* Start Material shown *
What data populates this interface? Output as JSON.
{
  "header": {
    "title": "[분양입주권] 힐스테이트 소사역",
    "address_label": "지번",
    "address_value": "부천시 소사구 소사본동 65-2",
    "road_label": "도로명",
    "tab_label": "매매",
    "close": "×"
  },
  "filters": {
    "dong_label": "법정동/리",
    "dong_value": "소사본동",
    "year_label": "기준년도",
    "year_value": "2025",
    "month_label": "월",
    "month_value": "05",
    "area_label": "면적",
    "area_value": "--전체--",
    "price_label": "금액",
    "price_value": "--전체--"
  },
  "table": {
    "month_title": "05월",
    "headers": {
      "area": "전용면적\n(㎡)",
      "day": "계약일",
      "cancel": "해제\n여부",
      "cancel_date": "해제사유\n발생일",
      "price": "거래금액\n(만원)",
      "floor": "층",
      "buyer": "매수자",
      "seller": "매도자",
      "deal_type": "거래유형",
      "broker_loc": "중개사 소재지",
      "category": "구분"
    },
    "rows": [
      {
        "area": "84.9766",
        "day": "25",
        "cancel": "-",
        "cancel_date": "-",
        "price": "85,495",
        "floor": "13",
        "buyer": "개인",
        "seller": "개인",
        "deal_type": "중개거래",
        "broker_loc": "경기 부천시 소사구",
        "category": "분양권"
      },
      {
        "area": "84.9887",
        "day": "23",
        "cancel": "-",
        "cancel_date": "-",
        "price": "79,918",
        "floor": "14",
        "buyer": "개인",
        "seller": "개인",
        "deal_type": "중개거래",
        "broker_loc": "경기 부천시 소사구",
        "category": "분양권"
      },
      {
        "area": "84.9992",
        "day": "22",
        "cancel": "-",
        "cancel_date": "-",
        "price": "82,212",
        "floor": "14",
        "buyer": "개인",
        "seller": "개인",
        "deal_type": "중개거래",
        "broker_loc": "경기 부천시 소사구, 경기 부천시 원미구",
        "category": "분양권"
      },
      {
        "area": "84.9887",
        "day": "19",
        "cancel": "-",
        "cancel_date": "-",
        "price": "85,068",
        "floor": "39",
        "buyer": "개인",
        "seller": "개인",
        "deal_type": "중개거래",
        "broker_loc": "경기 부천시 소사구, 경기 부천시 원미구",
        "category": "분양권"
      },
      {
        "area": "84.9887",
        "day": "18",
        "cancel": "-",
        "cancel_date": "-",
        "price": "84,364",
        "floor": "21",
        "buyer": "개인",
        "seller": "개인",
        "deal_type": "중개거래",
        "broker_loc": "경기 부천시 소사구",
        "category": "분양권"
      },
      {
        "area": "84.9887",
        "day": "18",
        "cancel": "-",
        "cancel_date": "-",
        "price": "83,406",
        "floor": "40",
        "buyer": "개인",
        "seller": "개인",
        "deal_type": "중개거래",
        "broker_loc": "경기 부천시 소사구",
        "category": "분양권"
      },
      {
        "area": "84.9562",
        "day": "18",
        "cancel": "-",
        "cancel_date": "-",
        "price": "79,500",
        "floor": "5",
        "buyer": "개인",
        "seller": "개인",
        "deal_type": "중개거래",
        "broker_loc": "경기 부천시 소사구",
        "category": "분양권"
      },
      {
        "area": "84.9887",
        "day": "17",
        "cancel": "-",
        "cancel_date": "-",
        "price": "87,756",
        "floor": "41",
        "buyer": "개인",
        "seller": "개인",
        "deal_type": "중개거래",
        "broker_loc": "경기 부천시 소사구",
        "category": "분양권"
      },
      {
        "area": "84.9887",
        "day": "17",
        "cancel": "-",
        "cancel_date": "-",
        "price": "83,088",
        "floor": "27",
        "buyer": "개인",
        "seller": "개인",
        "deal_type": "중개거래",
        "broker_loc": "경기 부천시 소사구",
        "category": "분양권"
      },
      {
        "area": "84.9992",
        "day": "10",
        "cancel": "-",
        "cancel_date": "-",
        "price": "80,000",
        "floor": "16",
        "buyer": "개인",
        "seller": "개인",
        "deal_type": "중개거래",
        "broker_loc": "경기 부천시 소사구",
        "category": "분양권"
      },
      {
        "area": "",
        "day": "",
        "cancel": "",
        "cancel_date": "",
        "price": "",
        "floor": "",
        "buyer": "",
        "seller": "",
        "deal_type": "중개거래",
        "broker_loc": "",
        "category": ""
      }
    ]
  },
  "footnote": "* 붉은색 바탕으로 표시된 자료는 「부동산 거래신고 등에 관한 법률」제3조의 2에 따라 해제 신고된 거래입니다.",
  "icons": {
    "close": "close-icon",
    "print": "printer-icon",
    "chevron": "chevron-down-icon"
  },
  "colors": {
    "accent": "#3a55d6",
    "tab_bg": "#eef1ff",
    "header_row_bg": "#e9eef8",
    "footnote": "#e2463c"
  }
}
* End Material shown *
Restate each entry exactly, skipping none.

What data populates this interface? Output as JSON.
{
  "header": {
    "title": "[분양입주권] 힐스테이트 소사역",
    "address_label": "지번",
    "address_value": "부천시 소사구 소사본동 65-2",
    "road_label": "도로명",
    "tab_label": "매매",
    "close": "×"
  },
  "filters": {
    "dong_label": "법정동/리",
    "dong_value": "소사본동",
    "year_label": "기준년도",
    "year_value": "2025",
    "month_label": "월",
    "month_value": "05",
    "area_label": "면적",
    "area_value": "--전체--",
    "price_label": "금액",
    "price_value": "--전체--"
  },
  "table": {
    "month_title": "05월",
    "headers": {
      "area": "전용면적\n(㎡)",
      "day": "계약일",
      "cancel": "해제\n여부",
      "cancel_date": "해제사유\n발생일",
      "price": "거래금액\n(만원)",
      "floor": "층",
      "buyer": "매수자",
      "seller": "매도자",
      "deal_type": "거래유형",
      "broker_loc": "중개사 소재지",
      "category": "구분"
    },
    "rows": [
      {
        "area": "84.9766",
        "day": "25",
        "cancel": "-",
        "cancel_date": "-",
        "price": "85,495",
        "floor": "13",
        "buyer": "개인",
        "seller": "개인",
        "deal_type": "중개거래",
        "broker_loc": "경기 부천시 소사구",
        "category": "분양권"
      },
      {
        "area": "84.9887",
        "day": "23",
        "cancel": "-",
        "cancel_date": "-",
        "price": "79,918",
        "floor": "14",
        "buyer": "개인",
        "seller": "개인",
        "deal_type": "중개거래",
        "broker_loc": "경기 부천시 소사구",
        "category": "분양권"
      },
      {
        "area": "84.9992",
        "day": "22",
        "cancel": "-",
        "cancel_date": "-",
        "price": "82,212",
        "floor": "14",
        "buyer": "개인",
        "seller": "개인",
        "deal_type": "중개거래",
        "broker_loc": "경기 부천시 소사구, 경기 부천시 원미구",
        "category": "분양권"
      },
      {
        "area": "84.9887",
        "day": "19",
        "cancel": "-",
        "cancel_date": "-",
        "price": "85,068",
        "floor": "39",
        "buyer": "개인",
        "seller": "개인",
        "deal_type": "중개거래",
        "broker_loc": "경기 부천시 소사구, 경기 부천시 원미구",
        "category": "분양권"
      },
      {
        "area": "84.9887",
        "day": "18",
        "cancel": "-",
        "cancel_date": "-",
        "price": "84,364",
        "floor": "21",
        "buyer": "개인",
        "seller": "개인",
        "deal_type": "중개거래",
        "broker_loc": "경기 부천시 소사구",
        "category": "분양권"
      },
      {
        "area": "84.9887",
        "day": "18",
        "cancel": "-",
        "cancel_date": "-",
        "price": "83,406",
        "floor": "40",
        "buyer": "개인",
        "seller": "개인",
        "deal_type": "중개거래",
        "broker_loc": "경기 부천시 소사구",
        "category": "분양권"
      },
      {
        "area": "84.9562",
        "day": "18",
        "cancel": "-",
        "cancel_date": "-",
        "price": "79,500",
        "floor": "5",
        "buyer": "개인",
        "seller": "개인",
        "deal_type": "중개거래",
        "broker_loc": "경기 부천시 소사구",
        "category": "분양권"
      },
      {
        "area": "84.9887",
        "day": "17",
        "cancel": "-",
        "cancel_date": "-",
        "price": "87,756",
        "floor": "41",
        "buyer": "개인",
        "seller": "개인",
        "deal_type": "중개거래",
        "broker_loc": "경기 부천시 소사구",
        "category": "분양권"
      },
      {
        "area": "84.9887",
        "day": "17",
        "cancel": "-",
        "cancel_date": "-",
        "price": "83,088",
        "floor": "27",
        "buyer": "개인",
        "seller": "개인",
        "deal_type": "중개거래",
        "broker_loc": "경기 부천시 소사구",
        "category": "분양권"
      },
      {
        "area": "84.9992",
        "day": "10",
        "cancel": "-",
        "cancel_date": "-",
        "price": "80,000",
        "floor": "16",
        "buyer": "개인",
        "seller": "개인",
        "deal_type": "중개거래",
        "broker_loc": "경기 부천시 소사구",
        "category": "분양권"
      },
      {
        "area": "",
        "day": "",
        "cancel": "",
        "cancel_date": "",
        "price": "",
        "floor": "",
        "buyer": "",
        "seller": "",
        "deal_type": "중개거래",
        "broker_loc": "",
        "category": ""
      }
    ]
  },
  "footnote": "* 붉은색 바탕으로 표시된 자료는 「부동산 거래신고 등에 관한 법률」제3조의 2에 따라 해제 신고된 거래입니다.",
  "icons": {
    "close": "close-icon",
    "print": "printer-icon",
    "chevron": "chevron-down-icon"
  },
  "colors": {
    "accent": "#3a55d6",
    "tab_bg": "#eef1ff",
    "header_row_bg": "#e9eef8",
    "footnote": "#e2463c"
  }
}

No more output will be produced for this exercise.